Every record below should be written out exactly; pictures stay out.

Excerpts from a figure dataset

◇ ◇ ◇ ◇

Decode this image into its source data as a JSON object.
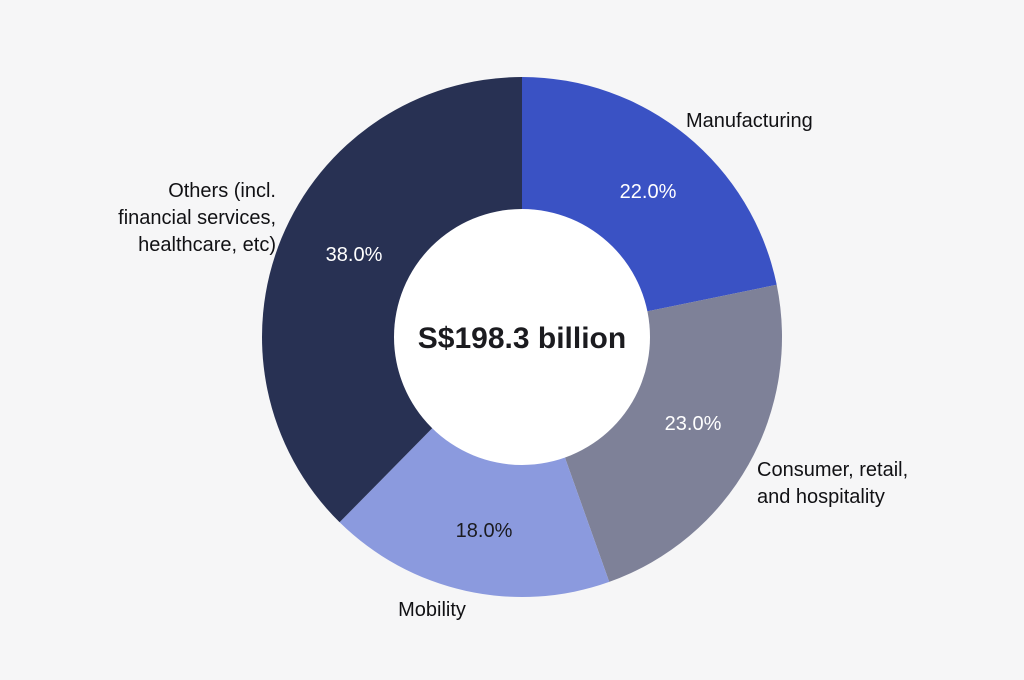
{
  "chart_data": {
    "type": "pie",
    "variant": "donut",
    "center_label": "S$198.3 billion",
    "categories": [
      "Manufacturing",
      "Consumer, retail, and hospitality",
      "Mobility",
      "Others (incl. financial services, healthcare, etc)"
    ],
    "values": [
      22.0,
      23.0,
      18.0,
      38.0
    ],
    "value_labels": [
      "22.0%",
      "23.0%",
      "18.0%",
      "38.0%"
    ],
    "slices": [
      {
        "name": "Manufacturing",
        "label_lines": [
          "Manufacturing"
        ],
        "value": 22.0,
        "value_label": "22.0%",
        "color": "#3a52c4",
        "value_label_color": "#ffffff"
      },
      {
        "name": "Consumer, retail, and hospitality",
        "label_lines": [
          "Consumer, retail,",
          "and hospitality"
        ],
        "value": 23.0,
        "value_label": "23.0%",
        "color": "#7e8198",
        "value_label_color": "#ffffff"
      },
      {
        "name": "Mobility",
        "label_lines": [
          "Mobility"
        ],
        "value": 18.0,
        "value_label": "18.0%",
        "color": "#8b9ade",
        "value_label_color": "#1b1b1f"
      },
      {
        "name": "Others (incl. financial services, healthcare, etc)",
        "label_lines": [
          "Others (incl.",
          "financial services,",
          "healthcare, etc)"
        ],
        "value": 38.0,
        "value_label": "38.0%",
        "color": "#283153",
        "value_label_color": "#ffffff"
      }
    ],
    "background_color": "#f6f6f7"
  }
}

◇ ◇ ◇ ◇

* [Exercise solution]:
Decode this image into its source data as a JSON object.
{
  "chart_data": {
    "type": "pie",
    "variant": "donut",
    "center_label": "S$198.3 billion",
    "categories": [
      "Manufacturing",
      "Consumer, retail, and hospitality",
      "Mobility",
      "Others (incl. financial services, healthcare, etc)"
    ],
    "values": [
      22.0,
      23.0,
      18.0,
      38.0
    ],
    "value_labels": [
      "22.0%",
      "23.0%",
      "18.0%",
      "38.0%"
    ],
    "slices": [
      {
        "name": "Manufacturing",
        "label_lines": [
          "Manufacturing"
        ],
        "value": 22.0,
        "value_label": "22.0%",
        "color": "#3a52c4",
        "value_label_color": "#ffffff"
      },
      {
        "name": "Consumer, retail, and hospitality",
        "label_lines": [
          "Consumer, retail,",
          "and hospitality"
        ],
        "value": 23.0,
        "value_label": "23.0%",
        "color": "#7e8198",
        "value_label_color": "#ffffff"
      },
      {
        "name": "Mobility",
        "label_lines": [
          "Mobility"
        ],
        "value": 18.0,
        "value_label": "18.0%",
        "color": "#8b9ade",
        "value_label_color": "#1b1b1f"
      },
      {
        "name": "Others (incl. financial services, healthcare, etc)",
        "label_lines": [
          "Others (incl.",
          "financial services,",
          "healthcare, etc)"
        ],
        "value": 38.0,
        "value_label": "38.0%",
        "color": "#283153",
        "value_label_color": "#ffffff"
      }
    ],
    "background_color": "#f6f6f7"
  }
}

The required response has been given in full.